-- BEGIN --
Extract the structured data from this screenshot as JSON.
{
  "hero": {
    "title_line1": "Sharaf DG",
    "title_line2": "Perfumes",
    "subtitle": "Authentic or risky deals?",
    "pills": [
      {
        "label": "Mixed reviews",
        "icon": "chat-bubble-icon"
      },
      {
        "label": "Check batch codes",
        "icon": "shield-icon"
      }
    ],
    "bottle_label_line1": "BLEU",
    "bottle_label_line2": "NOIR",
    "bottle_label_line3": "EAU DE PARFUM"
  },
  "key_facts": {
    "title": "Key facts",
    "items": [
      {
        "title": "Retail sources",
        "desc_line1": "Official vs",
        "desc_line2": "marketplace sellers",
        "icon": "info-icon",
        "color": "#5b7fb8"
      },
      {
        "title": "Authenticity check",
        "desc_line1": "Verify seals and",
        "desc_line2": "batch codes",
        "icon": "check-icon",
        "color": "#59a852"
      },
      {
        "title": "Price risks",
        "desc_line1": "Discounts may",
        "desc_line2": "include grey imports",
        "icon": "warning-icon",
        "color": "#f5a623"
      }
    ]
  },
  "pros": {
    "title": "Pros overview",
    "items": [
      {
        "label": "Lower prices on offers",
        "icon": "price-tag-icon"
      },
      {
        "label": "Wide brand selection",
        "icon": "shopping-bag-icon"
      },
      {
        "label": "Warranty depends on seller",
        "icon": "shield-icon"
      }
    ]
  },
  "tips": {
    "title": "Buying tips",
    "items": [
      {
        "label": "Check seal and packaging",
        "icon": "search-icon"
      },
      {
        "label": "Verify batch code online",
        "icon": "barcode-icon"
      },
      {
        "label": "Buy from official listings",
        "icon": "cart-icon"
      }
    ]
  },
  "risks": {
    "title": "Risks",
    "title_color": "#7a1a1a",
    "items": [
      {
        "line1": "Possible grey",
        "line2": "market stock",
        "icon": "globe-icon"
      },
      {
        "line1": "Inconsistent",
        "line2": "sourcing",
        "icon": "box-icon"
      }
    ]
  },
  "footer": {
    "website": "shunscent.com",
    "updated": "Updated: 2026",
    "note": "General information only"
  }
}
-- END --
Restate each record word for word.

Extract the structured data from this screenshot as JSON.
{
  "hero": {
    "title_line1": "Sharaf DG",
    "title_line2": "Perfumes",
    "subtitle": "Authentic or risky deals?",
    "pills": [
      {
        "label": "Mixed reviews",
        "icon": "chat-bubble-icon"
      },
      {
        "label": "Check batch codes",
        "icon": "shield-icon"
      }
    ],
    "bottle_label_line1": "BLEU",
    "bottle_label_line2": "NOIR",
    "bottle_label_line3": "EAU DE PARFUM"
  },
  "key_facts": {
    "title": "Key facts",
    "items": [
      {
        "title": "Retail sources",
        "desc_line1": "Official vs",
        "desc_line2": "marketplace sellers",
        "icon": "info-icon",
        "color": "#5b7fb8"
      },
      {
        "title": "Authenticity check",
        "desc_line1": "Verify seals and",
        "desc_line2": "batch codes",
        "icon": "check-icon",
        "color": "#59a852"
      },
      {
        "title": "Price risks",
        "desc_line1": "Discounts may",
        "desc_line2": "include grey imports",
        "icon": "warning-icon",
        "color": "#f5a623"
      }
    ]
  },
  "pros": {
    "title": "Pros overview",
    "items": [
      {
        "label": "Lower prices on offers",
        "icon": "price-tag-icon"
      },
      {
        "label": "Wide brand selection",
        "icon": "shopping-bag-icon"
      },
      {
        "label": "Warranty depends on seller",
        "icon": "shield-icon"
      }
    ]
  },
  "tips": {
    "title": "Buying tips",
    "items": [
      {
        "label": "Check seal and packaging",
        "icon": "search-icon"
      },
      {
        "label": "Verify batch code online",
        "icon": "barcode-icon"
      },
      {
        "label": "Buy from official listings",
        "icon": "cart-icon"
      }
    ]
  },
  "risks": {
    "title": "Risks",
    "title_color": "#7a1a1a",
    "items": [
      {
        "line1": "Possible grey",
        "line2": "market stock",
        "icon": "globe-icon"
      },
      {
        "line1": "Inconsistent",
        "line2": "sourcing",
        "icon": "box-icon"
      }
    ]
  },
  "footer": {
    "website": "shunscent.com",
    "updated": "Updated: 2026",
    "note": "General information only"
  }
}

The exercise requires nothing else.